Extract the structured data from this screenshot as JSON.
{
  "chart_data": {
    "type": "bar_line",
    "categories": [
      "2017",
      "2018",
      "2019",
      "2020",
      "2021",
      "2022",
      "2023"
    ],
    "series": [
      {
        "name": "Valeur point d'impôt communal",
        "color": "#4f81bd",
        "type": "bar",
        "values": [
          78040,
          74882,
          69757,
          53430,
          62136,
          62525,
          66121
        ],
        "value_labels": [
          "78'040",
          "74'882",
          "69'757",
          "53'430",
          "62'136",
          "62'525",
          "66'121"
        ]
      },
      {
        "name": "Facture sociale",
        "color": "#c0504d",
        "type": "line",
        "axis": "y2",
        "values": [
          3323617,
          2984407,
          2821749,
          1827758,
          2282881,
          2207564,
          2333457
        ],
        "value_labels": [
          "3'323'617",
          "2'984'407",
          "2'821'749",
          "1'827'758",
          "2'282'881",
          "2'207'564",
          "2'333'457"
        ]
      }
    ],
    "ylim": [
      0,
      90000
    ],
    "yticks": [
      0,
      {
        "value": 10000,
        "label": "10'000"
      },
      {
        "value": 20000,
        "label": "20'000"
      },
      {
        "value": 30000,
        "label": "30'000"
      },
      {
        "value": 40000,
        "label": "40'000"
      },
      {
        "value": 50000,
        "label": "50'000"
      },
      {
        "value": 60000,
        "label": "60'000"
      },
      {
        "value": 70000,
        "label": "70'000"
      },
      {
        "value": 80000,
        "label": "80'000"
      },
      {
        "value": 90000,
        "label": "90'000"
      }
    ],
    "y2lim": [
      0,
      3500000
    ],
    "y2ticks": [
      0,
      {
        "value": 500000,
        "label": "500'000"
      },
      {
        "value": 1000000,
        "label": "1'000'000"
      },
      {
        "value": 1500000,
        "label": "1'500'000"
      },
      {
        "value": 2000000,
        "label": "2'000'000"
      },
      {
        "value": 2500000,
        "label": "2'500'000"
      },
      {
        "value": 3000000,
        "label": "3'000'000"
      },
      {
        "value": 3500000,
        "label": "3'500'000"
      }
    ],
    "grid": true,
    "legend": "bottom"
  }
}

★ ★ ★ ★ ★ ★ ★

■ **Aim**: Exactly reproduce the material above.

■ **Full response**:
Extract the structured data from this screenshot as JSON.
{
  "chart_data": {
    "type": "bar_line",
    "categories": [
      "2017",
      "2018",
      "2019",
      "2020",
      "2021",
      "2022",
      "2023"
    ],
    "series": [
      {
        "name": "Valeur point d'impôt communal",
        "color": "#4f81bd",
        "type": "bar",
        "values": [
          78040,
          74882,
          69757,
          53430,
          62136,
          62525,
          66121
        ],
        "value_labels": [
          "78'040",
          "74'882",
          "69'757",
          "53'430",
          "62'136",
          "62'525",
          "66'121"
        ]
      },
      {
        "name": "Facture sociale",
        "color": "#c0504d",
        "type": "line",
        "axis": "y2",
        "values": [
          3323617,
          2984407,
          2821749,
          1827758,
          2282881,
          2207564,
          2333457
        ],
        "value_labels": [
          "3'323'617",
          "2'984'407",
          "2'821'749",
          "1'827'758",
          "2'282'881",
          "2'207'564",
          "2'333'457"
        ]
      }
    ],
    "ylim": [
      0,
      90000
    ],
    "yticks": [
      0,
      {
        "value": 10000,
        "label": "10'000"
      },
      {
        "value": 20000,
        "label": "20'000"
      },
      {
        "value": 30000,
        "label": "30'000"
      },
      {
        "value": 40000,
        "label": "40'000"
      },
      {
        "value": 50000,
        "label": "50'000"
      },
      {
        "value": 60000,
        "label": "60'000"
      },
      {
        "value": 70000,
        "label": "70'000"
      },
      {
        "value": 80000,
        "label": "80'000"
      },
      {
        "value": 90000,
        "label": "90'000"
      }
    ],
    "y2lim": [
      0,
      3500000
    ],
    "y2ticks": [
      0,
      {
        "value": 500000,
        "label": "500'000"
      },
      {
        "value": 1000000,
        "label": "1'000'000"
      },
      {
        "value": 1500000,
        "label": "1'500'000"
      },
      {
        "value": 2000000,
        "label": "2'000'000"
      },
      {
        "value": 2500000,
        "label": "2'500'000"
      },
      {
        "value": 3000000,
        "label": "3'000'000"
      },
      {
        "value": 3500000,
        "label": "3'500'000"
      }
    ],
    "grid": true,
    "legend": "bottom"
  }
}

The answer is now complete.